[Listings of boxed layout items]
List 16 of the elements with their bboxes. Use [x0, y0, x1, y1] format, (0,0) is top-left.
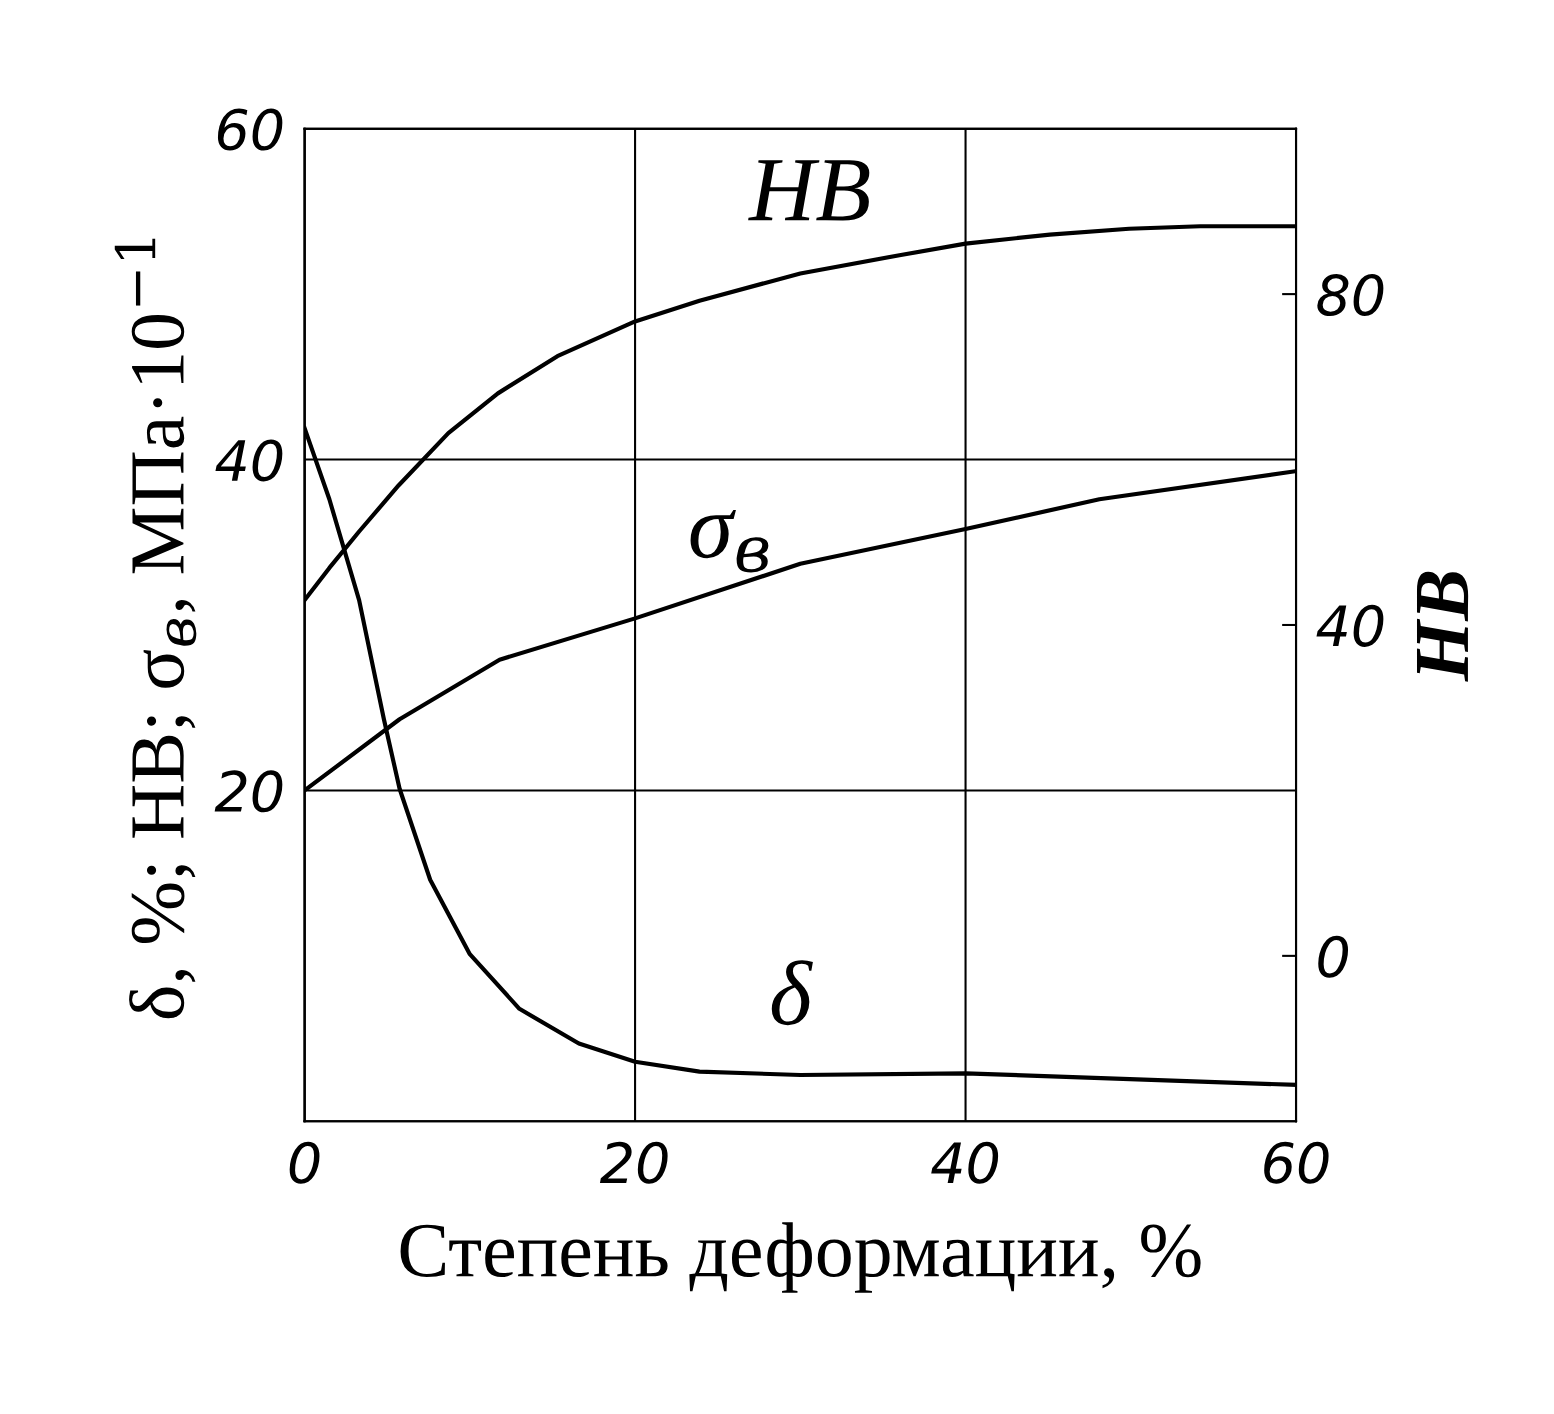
- y2-tick-label: 0: [1318, 935, 1349, 978]
- series-label: HB: [748, 160, 870, 221]
- x-tick-label: 40: [931, 1141, 999, 1184]
- y-axis-title: δ, %; HB; σ$_{в}$, МПа·10$^{−1}$: [114, 238, 197, 1019]
- x-tick-label: 0: [289, 1141, 320, 1184]
- x-tick-label: 20: [599, 1141, 668, 1184]
- y2-tick-label: 80: [1317, 273, 1384, 317]
- series-label: σ$_{в}$: [690, 510, 769, 573]
- y2-tick-label: 40: [1316, 604, 1384, 647]
- x-axis-title: Степень деформации, %: [400, 1222, 1201, 1293]
- y-tick-label: 60: [217, 108, 283, 151]
- y-tick-label: 20: [214, 770, 283, 813]
- y2-axis-title: HB: [1416, 571, 1469, 682]
- x-tick-label: 60: [1264, 1141, 1329, 1184]
- series-label: δ: [771, 960, 813, 1026]
- y-tick-label: 40: [215, 439, 283, 482]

Task details
Reproduce the stretch of the listing from the line containing "- y2-tick-label: 0: [1318, 935, 1349, 978]" through the line containing "- y2-tick-label: 80: [1317, 273, 1384, 317]", both ends included.

Finished task
- y2-tick-label: 0: [1318, 935, 1349, 978]
- series-label: HB: [748, 160, 870, 221]
- x-tick-label: 40: [931, 1141, 999, 1184]
- y-axis-title: δ, %; HB; σ$_{в}$, МПа·10$^{−1}$: [114, 238, 197, 1019]
- x-tick-label: 0: [289, 1141, 320, 1184]
- x-tick-label: 20: [599, 1141, 668, 1184]
- y2-tick-label: 80: [1317, 273, 1384, 317]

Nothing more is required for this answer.